- [Exercise goal] Omit images. Retype all entries verbatim.

[Dataset records]
---+---
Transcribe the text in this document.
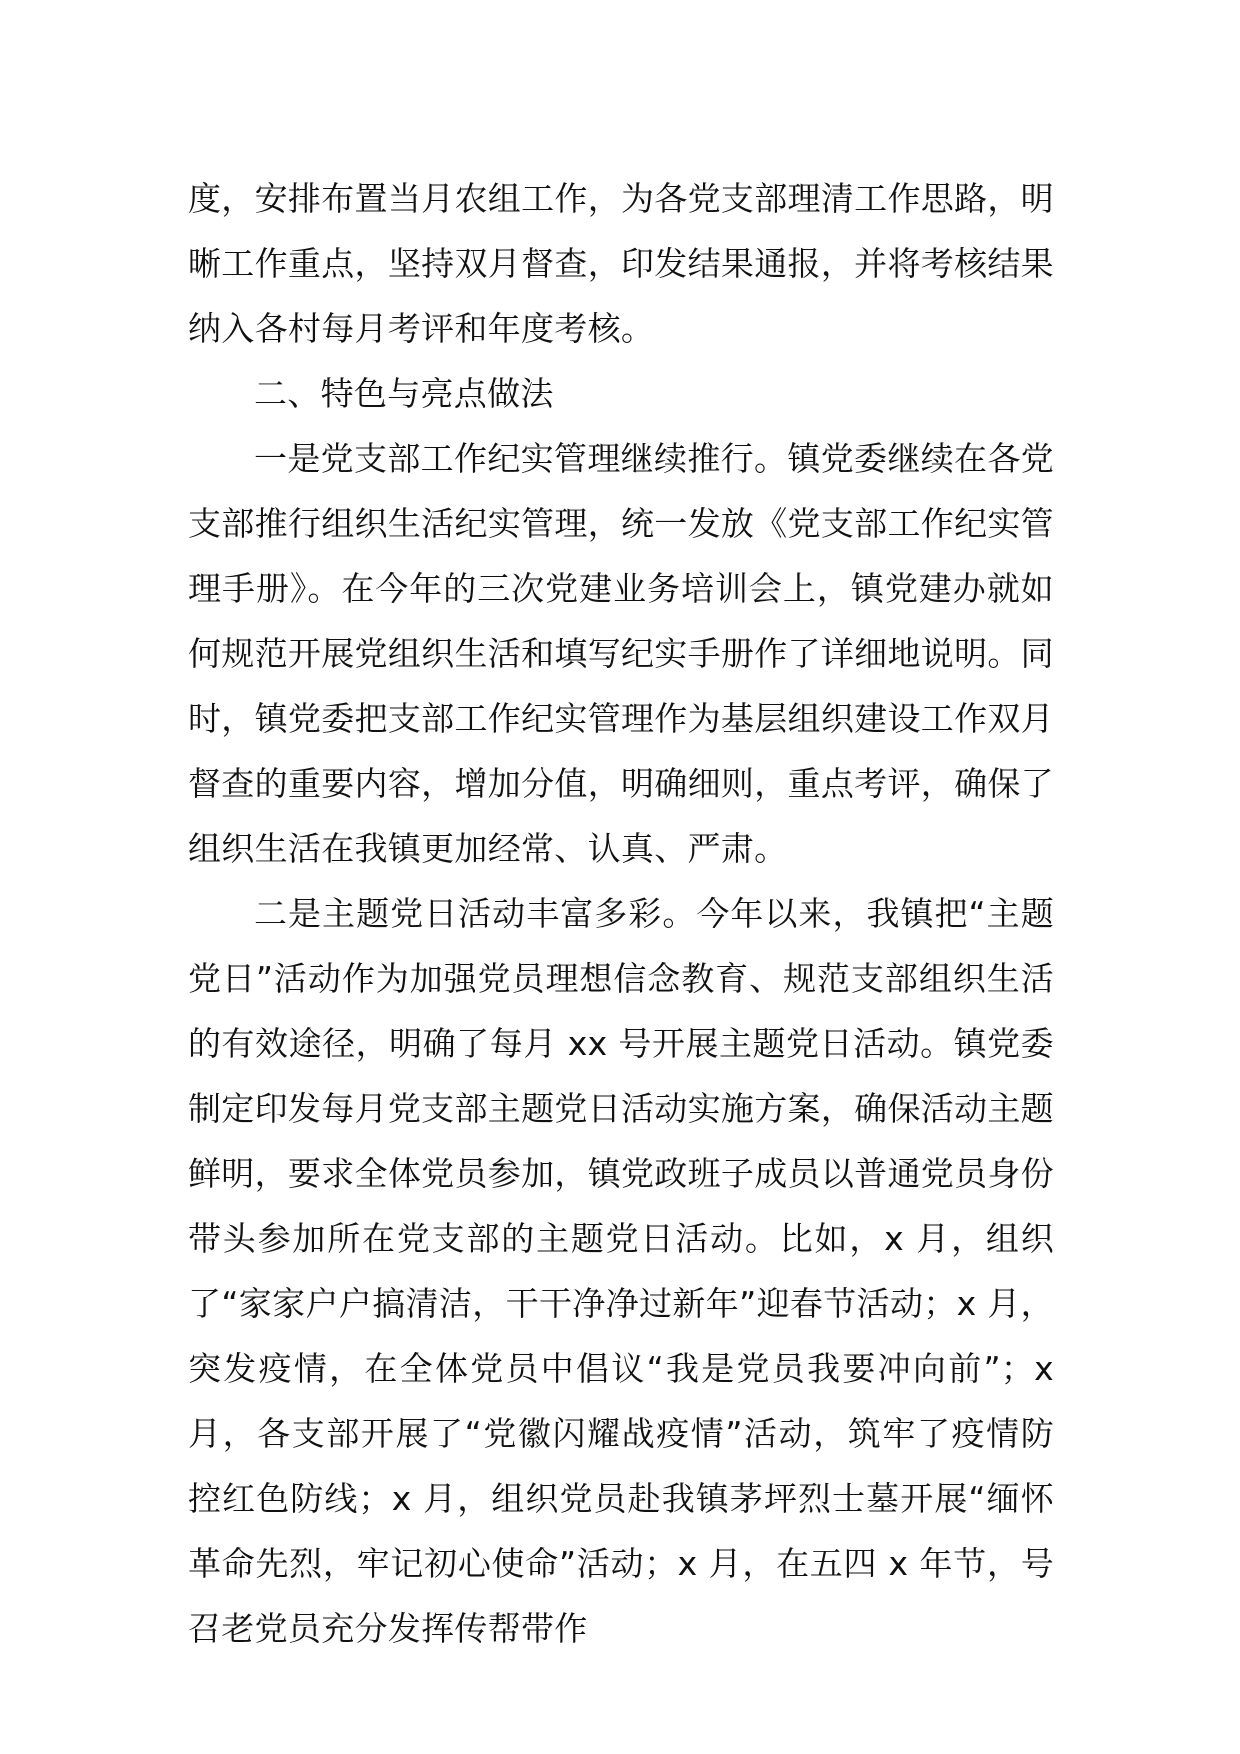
度，安排布置当月农组工作，为各党支部理清工作思路，明晰工作重点，坚持双月督查，印发结果通报，并将考核结果纳入各村每月考评和年度考核。

二、特色与亮点做法

一是党支部工作纪实管理继续推行。镇党委继续在各党支部推行组织生活纪实管理，统一发放《党支部工作纪实管理手册》。在今年的三次党建业务培训会上，镇党建办就如何规范开展党组织生活和填写纪实手册作了详细地说明。同时，镇党委把支部工作纪实管理作为基层组织建设工作双月督查的重要内容，增加分值，明确细则，重点考评，确保了组织生活在我镇更加经常、认真、严肃。

二是主题党日活动丰富多彩。今年以来，我镇把“主题党日”活动作为加强党员理想信念教育、规范支部组织生活的有效途径，明确了每月 xx 号开展主题党日活动。镇党委制定印发每月党支部主题党日活动实施方案，确保活动主题鲜明，要求全体党员参加，镇党政班子成员以普通党员身份带头参加所在党支部的主题党日活动。比如，x 月，组织了“家家户户搞清洁，干干净净过新年”迎春节活动；x 月，突发疫情，在全体党员中倡议“我是党员我要冲向前”；x 月，各支部开展了“党徽闪耀战疫情”活动，筑牢了疫情防控红色防线；x 月，组织党员赴我镇茅坪烈士墓开展“缅怀革命先烈，牢记初心使命”活动；x 月，在五四 x 年节，号召老党员充分发挥传帮带作
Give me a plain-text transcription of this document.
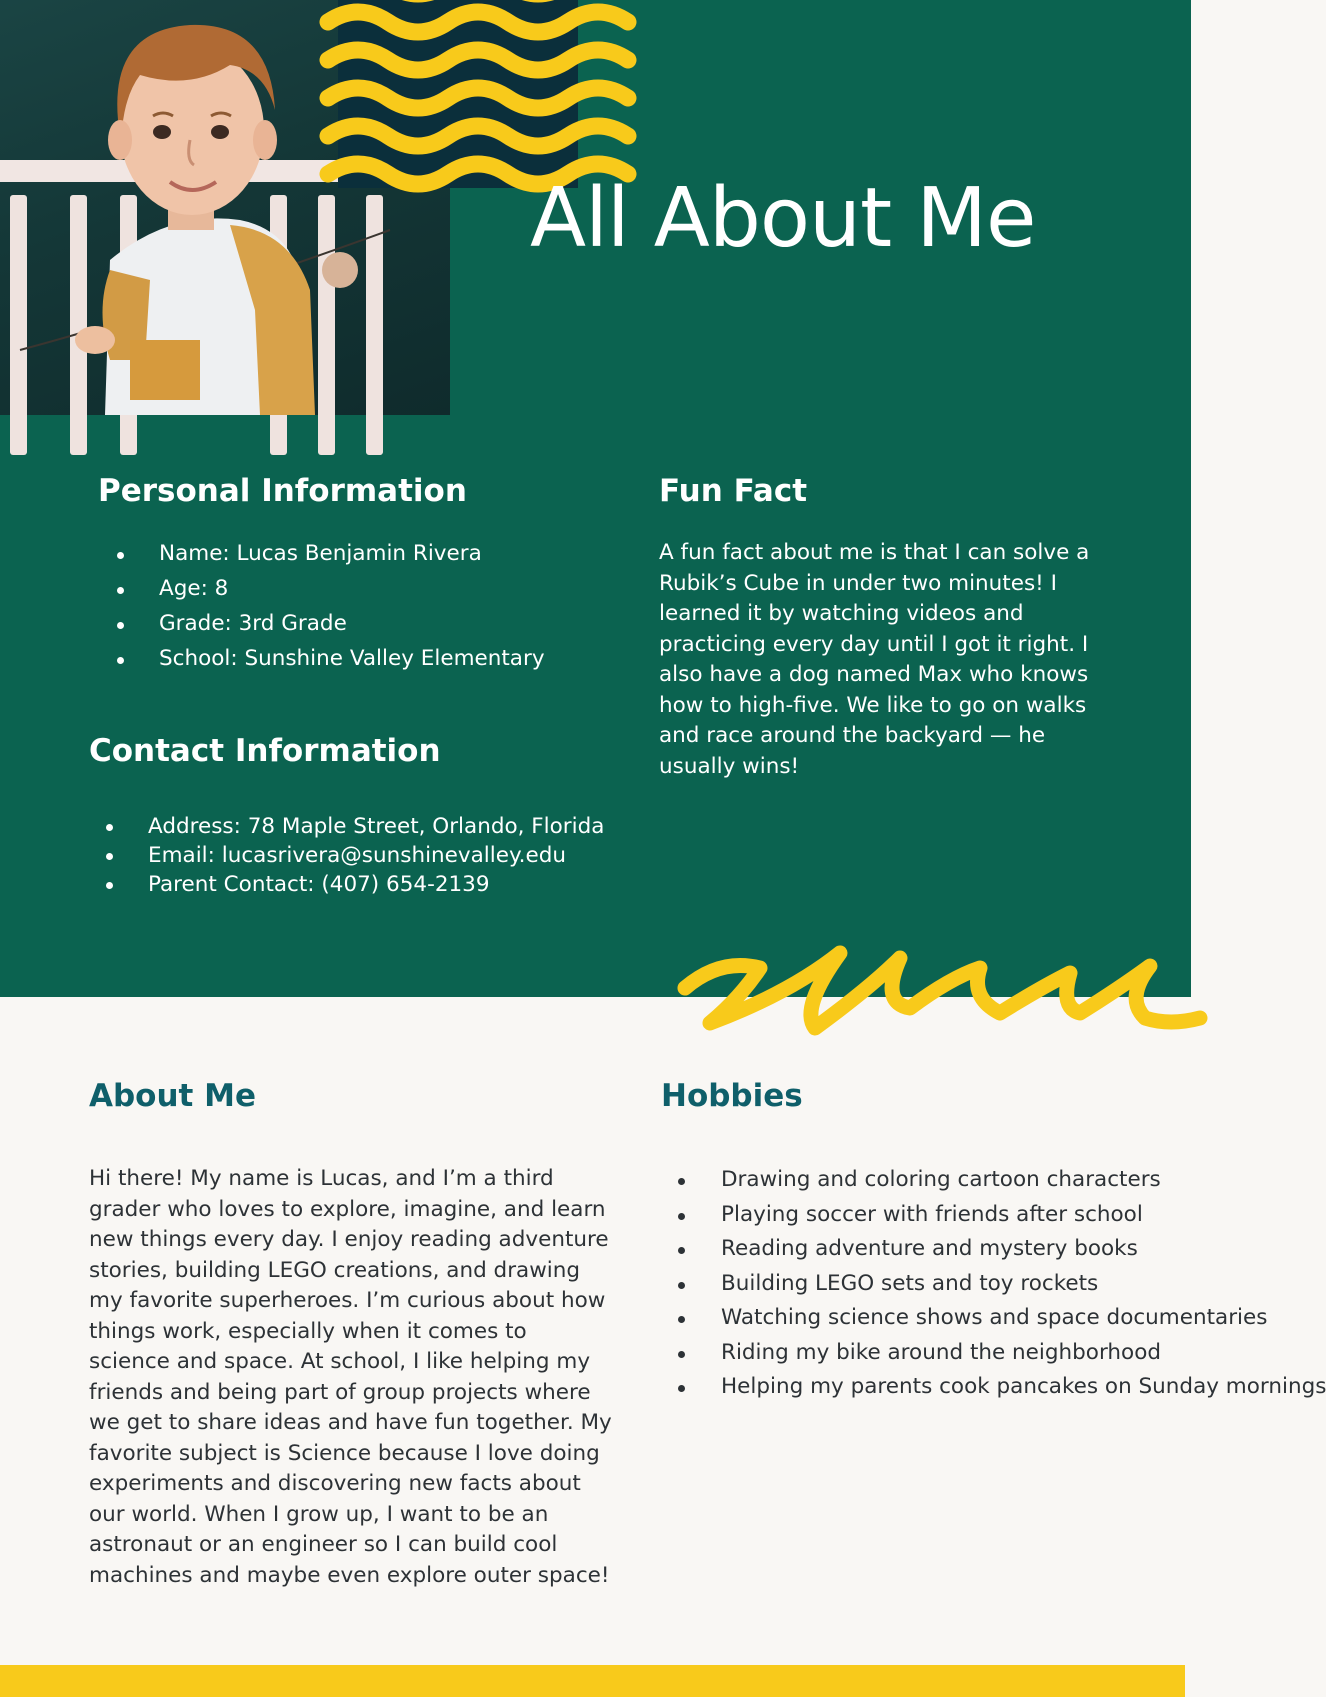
All About Me
Personal Information
Name: Lucas Benjamin Rivera
Age: 8
Grade: 3rd Grade
School: Sunshine Valley Elementary
Contact Information
Address: 78 Maple Street, Orlando, Florida
Email: lucasrivera@sunshinevalley.edu
Parent Contact: (407) 654-2139
Fun Fact

A fun fact about me is that I can solve a Rubik’s Cube in under two minutes! I learned it by watching videos and practicing every day until I got it right. I also have a dog named Max who knows how to high-five. We like to go on walks and race around the backyard — he usually wins!

About Me

Hi there! My name is Lucas, and I’m a third grader who loves to explore, imagine, and learn new things every day. I enjoy reading adventure stories, building LEGO creations, and drawing my favorite superheroes. I’m curious about how things work, especially when it comes to science and space. At school, I like helping my friends and being part of group projects where we get to share ideas and have fun together. My favorite subject is Science because I love doing experiments and discovering new facts about our world. When I grow up, I want to be an astronaut or an engineer so I can build cool machines and maybe even explore outer space!

Hobbies
Drawing and coloring cartoon characters
Playing soccer with friends after school
Reading adventure and mystery books
Building LEGO sets and toy rockets
Watching science shows and space documentaries
Riding my bike around the neighborhood
Helping my parents cook pancakes on Sunday mornings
---+---
- [Correct response]
Transcribe the text in this document.
度，安排布置当月农组工作，为各党支部理清工作思路，明晰工作重点，坚持双月督查，印发结果通报，并将考核结果纳入各村每月考评和年度考核。

二、特色与亮点做法

一是党支部工作纪实管理继续推行。镇党委继续在各党支部推行组织生活纪实管理，统一发放《党支部工作纪实管理手册》。在今年的三次党建业务培训会上，镇党建办就如何规范开展党组织生活和填写纪实手册作了详细地说明。同时，镇党委把支部工作纪实管理作为基层组织建设工作双月督查的重要内容，增加分值，明确细则，重点考评，确保了组织生活在我镇更加经常、认真、严肃。

二是主题党日活动丰富多彩。今年以来，我镇把“主题党日”活动作为加强党员理想信念教育、规范支部组织生活的有效途径，明确了每月 xx 号开展主题党日活动。镇党委制定印发每月党支部主题党日活动实施方案，确保活动主题鲜明，要求全体党员参加，镇党政班子成员以普通党员身份带头参加所在党支部的主题党日活动。比如，x 月，组织了“家家户户搞清洁，干干净净过新年”迎春节活动；x 月，突发疫情，在全体党员中倡议“我是党员我要冲向前”；x 月，各支部开展了“党徽闪耀战疫情”活动，筑牢了疫情防控红色防线；x 月，组织党员赴我镇茅坪烈士墓开展“缅怀革命先烈，牢记初心使命”活动；x 月，在五四 x 年节，号召老党员充分发挥传帮带作
Give me a plain-text transcription of this document.
All About Me
Personal Information
Name: Lucas Benjamin Rivera
Age: 8
Grade: 3rd Grade
School: Sunshine Valley Elementary
Contact Information
Address: 78 Maple Street, Orlando, Florida
Email: lucasrivera@sunshinevalley.edu
Parent Contact: (407) 654-2139
Fun Fact

A fun fact about me is that I can solve a Rubik’s Cube in under two minutes! I learned it by watching videos and practicing every day until I got it right. I also have a dog named Max who knows how to high-five. We like to go on walks and race around the backyard — he usually wins!

About Me

Hi there! My name is Lucas, and I’m a third grader who loves to explore, imagine, and learn new things every day. I enjoy reading adventure stories, building LEGO creations, and drawing my favorite superheroes. I’m curious about how things work, especially when it comes to science and space. At school, I like helping my friends and being part of group projects where we get to share ideas and have fun together. My favorite subject is Science because I love doing experiments and discovering new facts about our world. When I grow up, I want to be an astronaut or an engineer so I can build cool machines and maybe even explore outer space!

Hobbies
Drawing and coloring cartoon characters
Playing soccer with friends after school
Reading adventure and mystery books
Building LEGO sets and toy rockets
Watching science shows and space documentaries
Riding my bike around the neighborhood
Helping my parents cook pancakes on Sunday mornings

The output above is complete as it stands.